Copy all lines of the listing that include the string "icon".
───── PROVIDED RECORDS ─────
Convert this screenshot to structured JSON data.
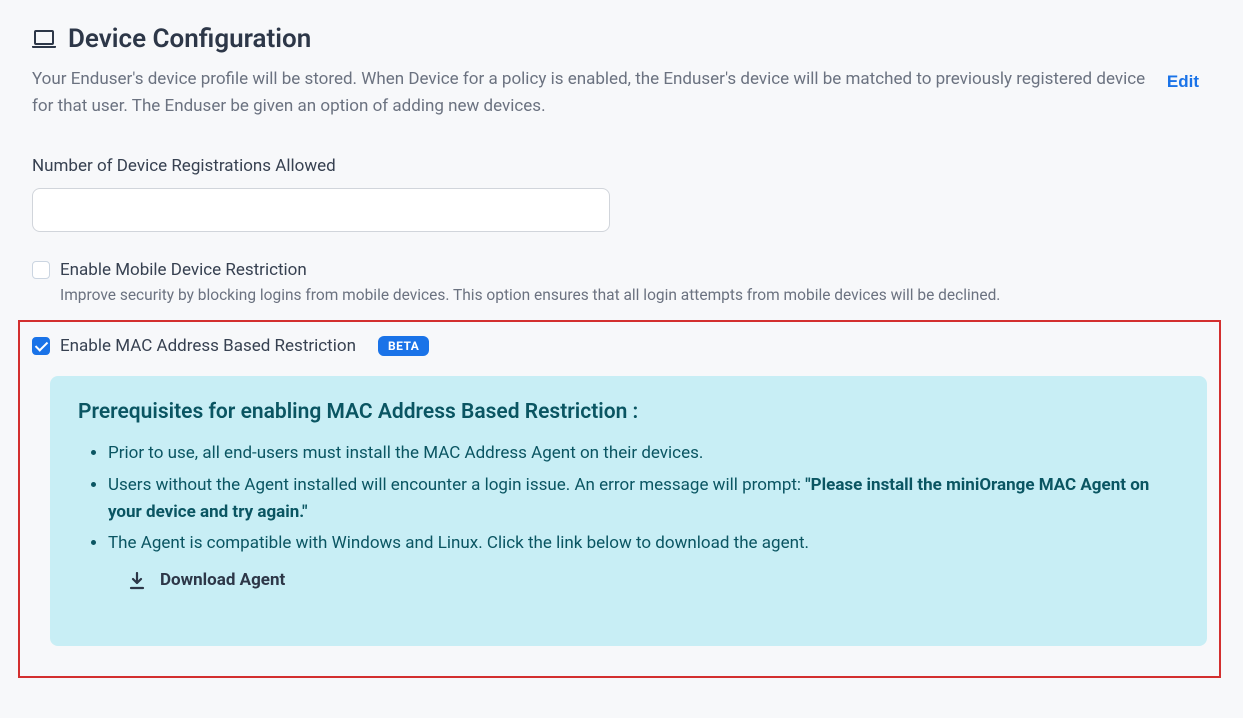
{
  "header": {
    "title": "Device Configuration",
    "edit_label": "Edit",
    "description": "Your Enduser's device profile will be stored. When Device for a policy is enabled, the Enduser's device will be matched to previously registered device for that user. The Enduser be given an option of adding new devices."
  },
  "device_reg": {
    "label": "Number of Device Registrations Allowed",
    "value": ""
  },
  "mobile_restriction": {
    "checked": false,
    "label": "Enable Mobile Device Restriction",
    "hint": "Improve security by blocking logins from mobile devices. This option ensures that all login attempts from mobile devices will be declined."
  },
  "mac_restriction": {
    "checked": true,
    "label": "Enable MAC Address Based Restriction",
    "badge": "BETA",
    "prereq_title": "Prerequisites for enabling MAC Address Based Restriction :",
    "items": [
      "Prior to use, all end-users must install the MAC Address Agent on their devices.",
      "Users without the Agent installed will encounter a login issue. An error message will prompt: ",
      "The Agent is compatible with Windows and Linux. Click the link below to download the agent."
    ],
    "bold_msg": "\"Please install the miniOrange MAC Agent on your device and try again.\"",
    "download_label": "Download Agent"
  }
}
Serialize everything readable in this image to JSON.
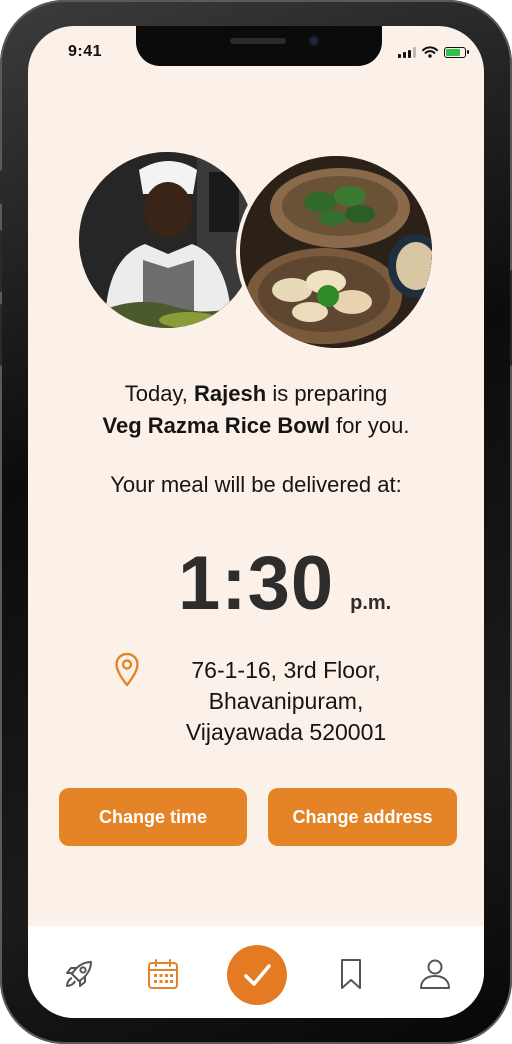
{
  "status_bar": {
    "time": "9:41"
  },
  "order": {
    "intro": "Today,",
    "chef_name": "Rajesh",
    "preparing_text": "is preparing",
    "meal_name": "Veg Razma Rice Bowl",
    "for_you_text": "for you.",
    "delivery_label": "Your meal will be delivered at:",
    "delivery_time": "1:30",
    "delivery_period": "p.m."
  },
  "address": {
    "line1": "76-1-16, 3rd Floor,",
    "line2": "Bhavanipuram,",
    "line3": "Vijayawada 520001"
  },
  "actions": {
    "change_time": "Change time",
    "change_address": "Change address"
  },
  "tabs": [
    {
      "icon": "rocket-icon"
    },
    {
      "icon": "calendar-icon"
    },
    {
      "icon": "checkmark-icon"
    },
    {
      "icon": "bookmark-icon"
    },
    {
      "icon": "user-icon"
    }
  ],
  "colors": {
    "accent": "#e48427",
    "background": "#fbf1e8",
    "text": "#151515"
  }
}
─────
▶ **THE ANSWER**:
      "icon": "rocket-icon"
      "icon": "calendar-icon"
      "icon": "checkmark-icon"
      "icon": "bookmark-icon"
      "icon": "user-icon"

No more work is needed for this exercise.